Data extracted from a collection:
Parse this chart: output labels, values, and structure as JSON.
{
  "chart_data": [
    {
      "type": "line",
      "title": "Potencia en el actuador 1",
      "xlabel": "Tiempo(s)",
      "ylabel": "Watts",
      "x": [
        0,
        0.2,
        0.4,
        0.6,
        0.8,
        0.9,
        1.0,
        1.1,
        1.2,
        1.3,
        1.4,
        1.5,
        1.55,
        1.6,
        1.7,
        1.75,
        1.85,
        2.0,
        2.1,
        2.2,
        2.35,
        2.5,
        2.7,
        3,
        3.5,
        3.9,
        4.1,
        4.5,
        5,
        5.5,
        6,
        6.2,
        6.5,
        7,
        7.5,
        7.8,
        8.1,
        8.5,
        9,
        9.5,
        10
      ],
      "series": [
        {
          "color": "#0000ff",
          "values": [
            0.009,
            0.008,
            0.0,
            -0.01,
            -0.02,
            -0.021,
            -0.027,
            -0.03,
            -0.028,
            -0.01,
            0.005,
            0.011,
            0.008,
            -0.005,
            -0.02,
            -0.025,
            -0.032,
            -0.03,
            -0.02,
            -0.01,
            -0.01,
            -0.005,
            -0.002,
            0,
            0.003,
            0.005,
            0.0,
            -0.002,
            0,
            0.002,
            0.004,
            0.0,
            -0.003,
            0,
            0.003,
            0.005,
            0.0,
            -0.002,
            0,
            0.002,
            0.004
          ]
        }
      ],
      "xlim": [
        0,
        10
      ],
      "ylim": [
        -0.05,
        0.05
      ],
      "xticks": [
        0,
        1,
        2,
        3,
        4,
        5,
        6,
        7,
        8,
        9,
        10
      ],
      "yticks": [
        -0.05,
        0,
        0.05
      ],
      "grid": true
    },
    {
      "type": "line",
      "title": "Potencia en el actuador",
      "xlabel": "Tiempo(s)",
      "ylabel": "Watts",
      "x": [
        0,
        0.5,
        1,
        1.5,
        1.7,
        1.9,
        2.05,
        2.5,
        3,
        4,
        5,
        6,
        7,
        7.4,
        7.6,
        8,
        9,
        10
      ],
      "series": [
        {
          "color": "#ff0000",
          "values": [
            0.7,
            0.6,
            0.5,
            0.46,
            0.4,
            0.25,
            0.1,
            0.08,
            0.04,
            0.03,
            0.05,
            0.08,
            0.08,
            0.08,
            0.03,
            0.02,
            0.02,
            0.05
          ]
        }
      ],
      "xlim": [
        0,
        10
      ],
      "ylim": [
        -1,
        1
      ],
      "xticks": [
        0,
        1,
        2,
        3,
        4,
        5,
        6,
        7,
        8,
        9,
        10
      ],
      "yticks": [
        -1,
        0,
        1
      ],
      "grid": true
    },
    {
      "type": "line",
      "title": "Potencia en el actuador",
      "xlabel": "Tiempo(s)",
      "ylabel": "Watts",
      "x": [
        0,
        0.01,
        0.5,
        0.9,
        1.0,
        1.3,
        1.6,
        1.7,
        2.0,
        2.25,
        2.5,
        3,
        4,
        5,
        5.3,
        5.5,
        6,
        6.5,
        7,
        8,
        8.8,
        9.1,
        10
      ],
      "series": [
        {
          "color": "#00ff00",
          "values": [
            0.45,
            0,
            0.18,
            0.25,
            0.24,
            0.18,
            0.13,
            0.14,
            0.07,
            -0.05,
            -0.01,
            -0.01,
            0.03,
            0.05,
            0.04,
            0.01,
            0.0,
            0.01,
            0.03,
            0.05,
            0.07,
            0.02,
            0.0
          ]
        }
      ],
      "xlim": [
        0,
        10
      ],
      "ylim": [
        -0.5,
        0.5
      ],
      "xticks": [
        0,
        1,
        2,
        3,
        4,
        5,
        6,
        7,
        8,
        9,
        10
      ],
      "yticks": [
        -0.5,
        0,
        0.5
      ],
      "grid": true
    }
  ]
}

=== Given exercise ===
Extract all of the data above without altering anything.

=== Correct result ===
Parse this chart: output labels, values, and structure as JSON.
{
  "chart_data": [
    {
      "type": "line",
      "title": "Potencia en el actuador 1",
      "xlabel": "Tiempo(s)",
      "ylabel": "Watts",
      "x": [
        0,
        0.2,
        0.4,
        0.6,
        0.8,
        0.9,
        1.0,
        1.1,
        1.2,
        1.3,
        1.4,
        1.5,
        1.55,
        1.6,
        1.7,
        1.75,
        1.85,
        2.0,
        2.1,
        2.2,
        2.35,
        2.5,
        2.7,
        3,
        3.5,
        3.9,
        4.1,
        4.5,
        5,
        5.5,
        6,
        6.2,
        6.5,
        7,
        7.5,
        7.8,
        8.1,
        8.5,
        9,
        9.5,
        10
      ],
      "series": [
        {
          "color": "#0000ff",
          "values": [
            0.009,
            0.008,
            0.0,
            -0.01,
            -0.02,
            -0.021,
            -0.027,
            -0.03,
            -0.028,
            -0.01,
            0.005,
            0.011,
            0.008,
            -0.005,
            -0.02,
            -0.025,
            -0.032,
            -0.03,
            -0.02,
            -0.01,
            -0.01,
            -0.005,
            -0.002,
            0,
            0.003,
            0.005,
            0.0,
            -0.002,
            0,
            0.002,
            0.004,
            0.0,
            -0.003,
            0,
            0.003,
            0.005,
            0.0,
            -0.002,
            0,
            0.002,
            0.004
          ]
        }
      ],
      "xlim": [
        0,
        10
      ],
      "ylim": [
        -0.05,
        0.05
      ],
      "xticks": [
        0,
        1,
        2,
        3,
        4,
        5,
        6,
        7,
        8,
        9,
        10
      ],
      "yticks": [
        -0.05,
        0,
        0.05
      ],
      "grid": true
    },
    {
      "type": "line",
      "title": "Potencia en el actuador",
      "xlabel": "Tiempo(s)",
      "ylabel": "Watts",
      "x": [
        0,
        0.5,
        1,
        1.5,
        1.7,
        1.9,
        2.05,
        2.5,
        3,
        4,
        5,
        6,
        7,
        7.4,
        7.6,
        8,
        9,
        10
      ],
      "series": [
        {
          "color": "#ff0000",
          "values": [
            0.7,
            0.6,
            0.5,
            0.46,
            0.4,
            0.25,
            0.1,
            0.08,
            0.04,
            0.03,
            0.05,
            0.08,
            0.08,
            0.08,
            0.03,
            0.02,
            0.02,
            0.05
          ]
        }
      ],
      "xlim": [
        0,
        10
      ],
      "ylim": [
        -1,
        1
      ],
      "xticks": [
        0,
        1,
        2,
        3,
        4,
        5,
        6,
        7,
        8,
        9,
        10
      ],
      "yticks": [
        -1,
        0,
        1
      ],
      "grid": true
    },
    {
      "type": "line",
      "title": "Potencia en el actuador",
      "xlabel": "Tiempo(s)",
      "ylabel": "Watts",
      "x": [
        0,
        0.01,
        0.5,
        0.9,
        1.0,
        1.3,
        1.6,
        1.7,
        2.0,
        2.25,
        2.5,
        3,
        4,
        5,
        5.3,
        5.5,
        6,
        6.5,
        7,
        8,
        8.8,
        9.1,
        10
      ],
      "series": [
        {
          "color": "#00ff00",
          "values": [
            0.45,
            0,
            0.18,
            0.25,
            0.24,
            0.18,
            0.13,
            0.14,
            0.07,
            -0.05,
            -0.01,
            -0.01,
            0.03,
            0.05,
            0.04,
            0.01,
            0.0,
            0.01,
            0.03,
            0.05,
            0.07,
            0.02,
            0.0
          ]
        }
      ],
      "xlim": [
        0,
        10
      ],
      "ylim": [
        -0.5,
        0.5
      ],
      "xticks": [
        0,
        1,
        2,
        3,
        4,
        5,
        6,
        7,
        8,
        9,
        10
      ],
      "yticks": [
        -0.5,
        0,
        0.5
      ],
      "grid": true
    }
  ]
}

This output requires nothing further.